_TASK STATEMENT_
Line by line, reproduce the material below exactly.

_DATA EXCERPTS_
======
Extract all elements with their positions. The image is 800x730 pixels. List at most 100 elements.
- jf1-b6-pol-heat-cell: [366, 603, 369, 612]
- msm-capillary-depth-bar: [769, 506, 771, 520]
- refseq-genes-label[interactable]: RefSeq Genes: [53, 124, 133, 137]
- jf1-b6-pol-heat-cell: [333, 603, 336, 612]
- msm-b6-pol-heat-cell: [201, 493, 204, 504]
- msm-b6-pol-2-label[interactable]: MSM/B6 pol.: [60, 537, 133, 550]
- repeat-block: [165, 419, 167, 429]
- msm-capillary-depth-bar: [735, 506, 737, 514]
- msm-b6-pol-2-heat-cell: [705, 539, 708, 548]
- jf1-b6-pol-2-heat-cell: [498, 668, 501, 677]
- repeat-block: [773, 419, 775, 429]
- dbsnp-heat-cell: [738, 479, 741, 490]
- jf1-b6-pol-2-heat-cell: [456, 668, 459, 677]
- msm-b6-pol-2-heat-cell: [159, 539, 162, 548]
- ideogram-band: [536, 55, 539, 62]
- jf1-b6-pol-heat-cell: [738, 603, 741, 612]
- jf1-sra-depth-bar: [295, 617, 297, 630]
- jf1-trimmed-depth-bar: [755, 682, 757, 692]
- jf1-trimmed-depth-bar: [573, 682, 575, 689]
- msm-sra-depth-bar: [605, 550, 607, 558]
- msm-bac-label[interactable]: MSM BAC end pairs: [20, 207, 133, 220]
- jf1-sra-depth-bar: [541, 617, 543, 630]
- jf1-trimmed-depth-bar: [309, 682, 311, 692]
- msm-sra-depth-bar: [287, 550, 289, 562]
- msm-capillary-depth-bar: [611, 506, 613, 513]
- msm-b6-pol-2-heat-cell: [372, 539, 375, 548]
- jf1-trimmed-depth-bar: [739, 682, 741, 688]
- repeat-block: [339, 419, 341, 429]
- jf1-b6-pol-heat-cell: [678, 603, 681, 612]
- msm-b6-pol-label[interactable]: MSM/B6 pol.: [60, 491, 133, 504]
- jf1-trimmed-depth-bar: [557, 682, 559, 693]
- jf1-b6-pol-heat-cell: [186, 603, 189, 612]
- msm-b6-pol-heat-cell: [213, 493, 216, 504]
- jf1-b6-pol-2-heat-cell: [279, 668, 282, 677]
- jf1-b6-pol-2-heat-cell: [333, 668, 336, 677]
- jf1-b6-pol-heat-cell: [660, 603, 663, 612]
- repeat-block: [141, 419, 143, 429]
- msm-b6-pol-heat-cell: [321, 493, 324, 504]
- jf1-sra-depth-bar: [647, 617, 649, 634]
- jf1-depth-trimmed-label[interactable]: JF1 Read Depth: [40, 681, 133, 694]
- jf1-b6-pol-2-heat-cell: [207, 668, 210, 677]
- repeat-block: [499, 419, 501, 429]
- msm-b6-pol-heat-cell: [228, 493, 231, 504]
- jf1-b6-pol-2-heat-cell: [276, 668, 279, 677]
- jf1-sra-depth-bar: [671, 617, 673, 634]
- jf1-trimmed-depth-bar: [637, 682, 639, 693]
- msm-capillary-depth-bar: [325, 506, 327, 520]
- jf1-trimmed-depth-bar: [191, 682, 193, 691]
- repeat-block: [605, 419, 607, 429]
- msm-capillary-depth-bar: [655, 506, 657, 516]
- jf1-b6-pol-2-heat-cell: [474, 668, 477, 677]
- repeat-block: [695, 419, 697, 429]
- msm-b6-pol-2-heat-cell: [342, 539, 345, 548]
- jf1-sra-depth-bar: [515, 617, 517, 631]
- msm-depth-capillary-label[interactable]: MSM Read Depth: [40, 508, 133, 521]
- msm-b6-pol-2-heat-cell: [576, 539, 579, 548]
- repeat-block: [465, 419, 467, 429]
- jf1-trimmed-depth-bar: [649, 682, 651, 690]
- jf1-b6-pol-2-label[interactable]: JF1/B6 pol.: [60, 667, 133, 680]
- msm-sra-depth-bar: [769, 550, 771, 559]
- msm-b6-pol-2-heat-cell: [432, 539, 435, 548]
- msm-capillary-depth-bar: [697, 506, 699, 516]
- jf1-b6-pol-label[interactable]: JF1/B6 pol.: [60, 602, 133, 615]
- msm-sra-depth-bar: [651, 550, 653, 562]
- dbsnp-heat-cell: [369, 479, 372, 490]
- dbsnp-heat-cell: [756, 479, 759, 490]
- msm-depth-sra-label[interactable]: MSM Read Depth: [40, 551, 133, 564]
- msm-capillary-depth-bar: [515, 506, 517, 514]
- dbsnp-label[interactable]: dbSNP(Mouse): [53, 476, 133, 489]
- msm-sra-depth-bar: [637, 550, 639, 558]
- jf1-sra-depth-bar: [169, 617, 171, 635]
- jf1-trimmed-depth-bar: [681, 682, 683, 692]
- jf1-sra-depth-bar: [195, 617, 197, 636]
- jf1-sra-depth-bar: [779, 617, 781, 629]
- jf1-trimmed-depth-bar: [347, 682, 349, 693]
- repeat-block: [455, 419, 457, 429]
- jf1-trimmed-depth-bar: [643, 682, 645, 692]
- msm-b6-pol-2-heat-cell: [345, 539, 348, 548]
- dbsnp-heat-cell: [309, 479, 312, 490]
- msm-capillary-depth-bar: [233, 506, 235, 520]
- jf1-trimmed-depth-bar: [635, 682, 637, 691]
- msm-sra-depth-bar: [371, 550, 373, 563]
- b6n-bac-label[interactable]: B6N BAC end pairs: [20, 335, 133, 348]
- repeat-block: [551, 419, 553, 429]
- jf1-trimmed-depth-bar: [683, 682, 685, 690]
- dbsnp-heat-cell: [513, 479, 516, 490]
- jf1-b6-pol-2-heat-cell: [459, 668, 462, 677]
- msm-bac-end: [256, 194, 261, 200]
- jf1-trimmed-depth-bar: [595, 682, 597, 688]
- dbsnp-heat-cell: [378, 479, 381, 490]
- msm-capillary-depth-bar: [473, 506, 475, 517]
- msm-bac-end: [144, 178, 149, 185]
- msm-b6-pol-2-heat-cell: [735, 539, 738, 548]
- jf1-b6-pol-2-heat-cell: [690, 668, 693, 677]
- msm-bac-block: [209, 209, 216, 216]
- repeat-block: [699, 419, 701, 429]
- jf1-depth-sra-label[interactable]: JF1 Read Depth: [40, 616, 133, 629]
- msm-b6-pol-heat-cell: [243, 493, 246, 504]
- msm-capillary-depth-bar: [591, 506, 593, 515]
======
_REPLY_
Extract all elements with their positions. The image is 800x730 pixels. List at most 100 elements.
- jf1-b6-pol-heat-cell: [366, 603, 369, 612]
- msm-capillary-depth-bar: [769, 506, 771, 520]
- refseq-genes-label[interactable]: RefSeq Genes: [53, 124, 133, 137]
- jf1-b6-pol-heat-cell: [333, 603, 336, 612]
- msm-b6-pol-heat-cell: [201, 493, 204, 504]
- msm-b6-pol-2-label[interactable]: MSM/B6 pol.: [60, 537, 133, 550]
- repeat-block: [165, 419, 167, 429]
- msm-capillary-depth-bar: [735, 506, 737, 514]
- msm-b6-pol-2-heat-cell: [705, 539, 708, 548]
- jf1-b6-pol-2-heat-cell: [498, 668, 501, 677]
- repeat-block: [773, 419, 775, 429]
- dbsnp-heat-cell: [738, 479, 741, 490]
- jf1-b6-pol-2-heat-cell: [456, 668, 459, 677]
- msm-b6-pol-2-heat-cell: [159, 539, 162, 548]
- ideogram-band: [536, 55, 539, 62]
- jf1-b6-pol-heat-cell: [738, 603, 741, 612]
- jf1-sra-depth-bar: [295, 617, 297, 630]
- jf1-trimmed-depth-bar: [755, 682, 757, 692]
- jf1-trimmed-depth-bar: [573, 682, 575, 689]
- msm-sra-depth-bar: [605, 550, 607, 558]
- msm-bac-label[interactable]: MSM BAC end pairs: [20, 207, 133, 220]
- jf1-sra-depth-bar: [541, 617, 543, 630]
- jf1-trimmed-depth-bar: [309, 682, 311, 692]
- msm-sra-depth-bar: [287, 550, 289, 562]
- msm-capillary-depth-bar: [611, 506, 613, 513]
- msm-b6-pol-2-heat-cell: [372, 539, 375, 548]
- jf1-trimmed-depth-bar: [739, 682, 741, 688]
- repeat-block: [339, 419, 341, 429]
- jf1-b6-pol-heat-cell: [678, 603, 681, 612]
- msm-b6-pol-label[interactable]: MSM/B6 pol.: [60, 491, 133, 504]
- jf1-trimmed-depth-bar: [557, 682, 559, 693]
- jf1-b6-pol-heat-cell: [186, 603, 189, 612]
- msm-b6-pol-heat-cell: [213, 493, 216, 504]
- jf1-b6-pol-2-heat-cell: [279, 668, 282, 677]
- jf1-b6-pol-2-heat-cell: [333, 668, 336, 677]
- jf1-b6-pol-heat-cell: [660, 603, 663, 612]
- repeat-block: [141, 419, 143, 429]
- msm-b6-pol-heat-cell: [321, 493, 324, 504]
- jf1-sra-depth-bar: [647, 617, 649, 634]
- jf1-depth-trimmed-label[interactable]: JF1 Read Depth: [40, 681, 133, 694]
- jf1-b6-pol-2-heat-cell: [207, 668, 210, 677]
- repeat-block: [499, 419, 501, 429]
- msm-b6-pol-heat-cell: [228, 493, 231, 504]
- jf1-b6-pol-2-heat-cell: [276, 668, 279, 677]
- jf1-sra-depth-bar: [671, 617, 673, 634]
- jf1-trimmed-depth-bar: [637, 682, 639, 693]
- msm-capillary-depth-bar: [325, 506, 327, 520]
- jf1-trimmed-depth-bar: [191, 682, 193, 691]
- repeat-block: [605, 419, 607, 429]
- msm-capillary-depth-bar: [655, 506, 657, 516]
- jf1-b6-pol-2-heat-cell: [474, 668, 477, 677]
- repeat-block: [695, 419, 697, 429]
- msm-b6-pol-2-heat-cell: [342, 539, 345, 548]
- jf1-sra-depth-bar: [515, 617, 517, 631]
- msm-depth-capillary-label[interactable]: MSM Read Depth: [40, 508, 133, 521]
- msm-b6-pol-2-heat-cell: [576, 539, 579, 548]
- repeat-block: [465, 419, 467, 429]
- jf1-trimmed-depth-bar: [649, 682, 651, 690]
- jf1-b6-pol-2-label[interactable]: JF1/B6 pol.: [60, 667, 133, 680]
- msm-sra-depth-bar: [769, 550, 771, 559]
- msm-b6-pol-2-heat-cell: [432, 539, 435, 548]
- msm-capillary-depth-bar: [697, 506, 699, 516]
- jf1-b6-pol-label[interactable]: JF1/B6 pol.: [60, 602, 133, 615]
- msm-sra-depth-bar: [651, 550, 653, 562]
- dbsnp-heat-cell: [369, 479, 372, 490]
- dbsnp-heat-cell: [756, 479, 759, 490]
- msm-depth-sra-label[interactable]: MSM Read Depth: [40, 551, 133, 564]
- msm-capillary-depth-bar: [515, 506, 517, 514]
- dbsnp-label[interactable]: dbSNP(Mouse): [53, 476, 133, 489]
- msm-sra-depth-bar: [637, 550, 639, 558]
- jf1-sra-depth-bar: [169, 617, 171, 635]
- jf1-trimmed-depth-bar: [681, 682, 683, 692]
- jf1-sra-depth-bar: [195, 617, 197, 636]
- jf1-sra-depth-bar: [779, 617, 781, 629]
- jf1-trimmed-depth-bar: [347, 682, 349, 693]
- repeat-block: [455, 419, 457, 429]
- jf1-trimmed-depth-bar: [643, 682, 645, 692]
- msm-b6-pol-2-heat-cell: [345, 539, 348, 548]
- dbsnp-heat-cell: [309, 479, 312, 490]
- msm-capillary-depth-bar: [233, 506, 235, 520]
- jf1-trimmed-depth-bar: [635, 682, 637, 691]
- msm-sra-depth-bar: [371, 550, 373, 563]
- b6n-bac-label[interactable]: B6N BAC end pairs: [20, 335, 133, 348]
- repeat-block: [551, 419, 553, 429]
- jf1-trimmed-depth-bar: [683, 682, 685, 690]
- dbsnp-heat-cell: [513, 479, 516, 490]
- jf1-b6-pol-2-heat-cell: [459, 668, 462, 677]
- msm-bac-end: [256, 194, 261, 200]
- jf1-trimmed-depth-bar: [595, 682, 597, 688]
- dbsnp-heat-cell: [378, 479, 381, 490]
- msm-capillary-depth-bar: [473, 506, 475, 517]
- msm-bac-end: [144, 178, 149, 185]
- msm-b6-pol-2-heat-cell: [735, 539, 738, 548]
- jf1-b6-pol-2-heat-cell: [690, 668, 693, 677]
- msm-bac-block: [209, 209, 216, 216]
- repeat-block: [699, 419, 701, 429]
- jf1-depth-sra-label[interactable]: JF1 Read Depth: [40, 616, 133, 629]
- msm-b6-pol-heat-cell: [243, 493, 246, 504]
- msm-capillary-depth-bar: [591, 506, 593, 515]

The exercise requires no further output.